§ Data records
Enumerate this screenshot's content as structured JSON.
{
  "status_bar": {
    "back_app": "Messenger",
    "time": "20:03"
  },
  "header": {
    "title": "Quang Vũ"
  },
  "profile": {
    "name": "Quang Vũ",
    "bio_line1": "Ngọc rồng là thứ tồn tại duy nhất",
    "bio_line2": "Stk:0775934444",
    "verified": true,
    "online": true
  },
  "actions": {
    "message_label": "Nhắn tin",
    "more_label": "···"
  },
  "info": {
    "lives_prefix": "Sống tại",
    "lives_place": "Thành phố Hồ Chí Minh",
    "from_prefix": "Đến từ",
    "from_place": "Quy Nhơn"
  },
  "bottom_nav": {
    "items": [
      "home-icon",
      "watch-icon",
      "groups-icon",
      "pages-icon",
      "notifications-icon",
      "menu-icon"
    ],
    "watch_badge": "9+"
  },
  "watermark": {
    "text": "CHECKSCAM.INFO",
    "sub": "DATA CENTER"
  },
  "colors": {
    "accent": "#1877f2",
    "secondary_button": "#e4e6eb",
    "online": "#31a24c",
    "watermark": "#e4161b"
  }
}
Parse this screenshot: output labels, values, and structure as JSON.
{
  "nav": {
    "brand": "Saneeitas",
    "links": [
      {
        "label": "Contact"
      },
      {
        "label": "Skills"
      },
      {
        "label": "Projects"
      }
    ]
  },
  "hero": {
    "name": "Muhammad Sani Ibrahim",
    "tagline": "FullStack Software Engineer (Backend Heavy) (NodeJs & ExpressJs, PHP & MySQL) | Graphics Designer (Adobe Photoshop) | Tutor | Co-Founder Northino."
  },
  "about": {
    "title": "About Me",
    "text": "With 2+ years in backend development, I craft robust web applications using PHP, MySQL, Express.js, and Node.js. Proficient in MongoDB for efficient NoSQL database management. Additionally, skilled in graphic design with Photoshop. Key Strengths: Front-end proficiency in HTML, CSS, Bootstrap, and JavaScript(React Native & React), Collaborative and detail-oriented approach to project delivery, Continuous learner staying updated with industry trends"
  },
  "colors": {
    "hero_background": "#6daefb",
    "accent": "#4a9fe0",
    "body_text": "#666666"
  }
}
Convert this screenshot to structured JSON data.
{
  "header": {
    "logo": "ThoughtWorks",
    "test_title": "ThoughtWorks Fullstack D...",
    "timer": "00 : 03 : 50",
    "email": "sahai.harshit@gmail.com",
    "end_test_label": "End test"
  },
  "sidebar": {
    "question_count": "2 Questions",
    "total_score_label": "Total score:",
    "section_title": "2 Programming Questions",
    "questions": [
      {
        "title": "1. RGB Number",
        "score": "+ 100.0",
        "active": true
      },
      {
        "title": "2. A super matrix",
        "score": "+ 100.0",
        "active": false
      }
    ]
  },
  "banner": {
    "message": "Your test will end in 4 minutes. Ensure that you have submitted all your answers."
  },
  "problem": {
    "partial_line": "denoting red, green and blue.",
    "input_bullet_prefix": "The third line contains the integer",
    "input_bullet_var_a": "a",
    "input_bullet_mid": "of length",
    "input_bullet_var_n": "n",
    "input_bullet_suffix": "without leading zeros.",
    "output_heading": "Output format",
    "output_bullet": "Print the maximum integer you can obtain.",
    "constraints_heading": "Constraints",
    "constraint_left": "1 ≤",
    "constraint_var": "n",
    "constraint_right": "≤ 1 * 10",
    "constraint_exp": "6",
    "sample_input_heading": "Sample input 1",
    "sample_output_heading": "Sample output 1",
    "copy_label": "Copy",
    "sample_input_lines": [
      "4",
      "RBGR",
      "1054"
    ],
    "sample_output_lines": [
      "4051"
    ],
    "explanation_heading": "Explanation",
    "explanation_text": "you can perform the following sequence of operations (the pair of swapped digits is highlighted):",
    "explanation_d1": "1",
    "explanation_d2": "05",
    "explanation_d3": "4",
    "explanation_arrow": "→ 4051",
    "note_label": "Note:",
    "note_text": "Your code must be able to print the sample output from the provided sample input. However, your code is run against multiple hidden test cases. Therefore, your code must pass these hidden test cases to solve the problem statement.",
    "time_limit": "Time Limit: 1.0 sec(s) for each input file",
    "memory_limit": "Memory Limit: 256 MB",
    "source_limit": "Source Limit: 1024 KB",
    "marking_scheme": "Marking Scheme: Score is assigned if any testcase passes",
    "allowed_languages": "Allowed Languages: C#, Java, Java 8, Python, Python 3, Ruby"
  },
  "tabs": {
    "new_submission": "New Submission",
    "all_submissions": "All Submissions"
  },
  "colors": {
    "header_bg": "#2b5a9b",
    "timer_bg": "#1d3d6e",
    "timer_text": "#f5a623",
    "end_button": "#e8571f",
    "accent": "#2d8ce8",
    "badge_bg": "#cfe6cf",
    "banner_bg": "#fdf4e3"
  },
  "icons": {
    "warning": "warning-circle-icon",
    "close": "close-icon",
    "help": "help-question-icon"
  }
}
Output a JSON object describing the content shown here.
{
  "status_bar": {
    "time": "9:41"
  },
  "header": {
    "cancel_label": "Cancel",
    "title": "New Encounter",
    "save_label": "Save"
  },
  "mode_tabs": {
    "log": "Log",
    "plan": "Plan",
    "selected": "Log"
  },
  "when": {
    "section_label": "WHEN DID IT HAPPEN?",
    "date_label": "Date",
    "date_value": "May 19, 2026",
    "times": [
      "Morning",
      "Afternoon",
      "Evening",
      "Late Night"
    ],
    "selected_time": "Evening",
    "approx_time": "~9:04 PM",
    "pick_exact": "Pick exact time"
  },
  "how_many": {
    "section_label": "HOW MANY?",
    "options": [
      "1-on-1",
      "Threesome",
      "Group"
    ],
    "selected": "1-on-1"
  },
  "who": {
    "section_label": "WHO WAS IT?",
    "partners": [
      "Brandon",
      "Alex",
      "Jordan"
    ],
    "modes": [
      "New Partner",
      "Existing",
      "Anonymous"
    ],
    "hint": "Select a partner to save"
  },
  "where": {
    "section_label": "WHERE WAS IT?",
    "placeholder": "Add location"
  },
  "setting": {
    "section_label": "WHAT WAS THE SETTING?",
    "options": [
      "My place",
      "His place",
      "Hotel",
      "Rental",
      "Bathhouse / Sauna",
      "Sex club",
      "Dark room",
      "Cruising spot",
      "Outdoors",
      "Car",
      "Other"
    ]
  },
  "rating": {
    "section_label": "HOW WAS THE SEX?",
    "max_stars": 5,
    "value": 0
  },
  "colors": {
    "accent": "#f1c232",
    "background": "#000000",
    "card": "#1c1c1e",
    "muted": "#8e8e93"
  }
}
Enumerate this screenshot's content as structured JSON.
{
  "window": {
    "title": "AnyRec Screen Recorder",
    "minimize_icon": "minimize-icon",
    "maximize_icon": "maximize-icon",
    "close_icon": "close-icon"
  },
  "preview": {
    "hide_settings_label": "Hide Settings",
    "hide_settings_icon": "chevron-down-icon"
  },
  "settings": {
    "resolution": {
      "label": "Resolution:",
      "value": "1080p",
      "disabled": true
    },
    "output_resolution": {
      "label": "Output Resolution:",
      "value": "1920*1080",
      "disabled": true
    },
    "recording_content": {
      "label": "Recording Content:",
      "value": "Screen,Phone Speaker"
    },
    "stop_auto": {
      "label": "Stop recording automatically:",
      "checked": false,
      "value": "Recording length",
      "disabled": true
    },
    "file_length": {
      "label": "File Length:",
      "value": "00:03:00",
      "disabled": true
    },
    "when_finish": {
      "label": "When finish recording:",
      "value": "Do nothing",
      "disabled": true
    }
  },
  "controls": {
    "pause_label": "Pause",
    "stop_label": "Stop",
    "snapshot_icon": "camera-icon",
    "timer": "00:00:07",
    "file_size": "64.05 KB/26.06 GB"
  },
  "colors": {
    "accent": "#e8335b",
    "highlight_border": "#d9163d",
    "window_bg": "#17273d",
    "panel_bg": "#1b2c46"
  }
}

§ INSTRUCTIONS FOR THE TASK
Within the records above, how many lines include the word "problem"? State the number by itself.

§ SOLUTION FOR THIS TASK
2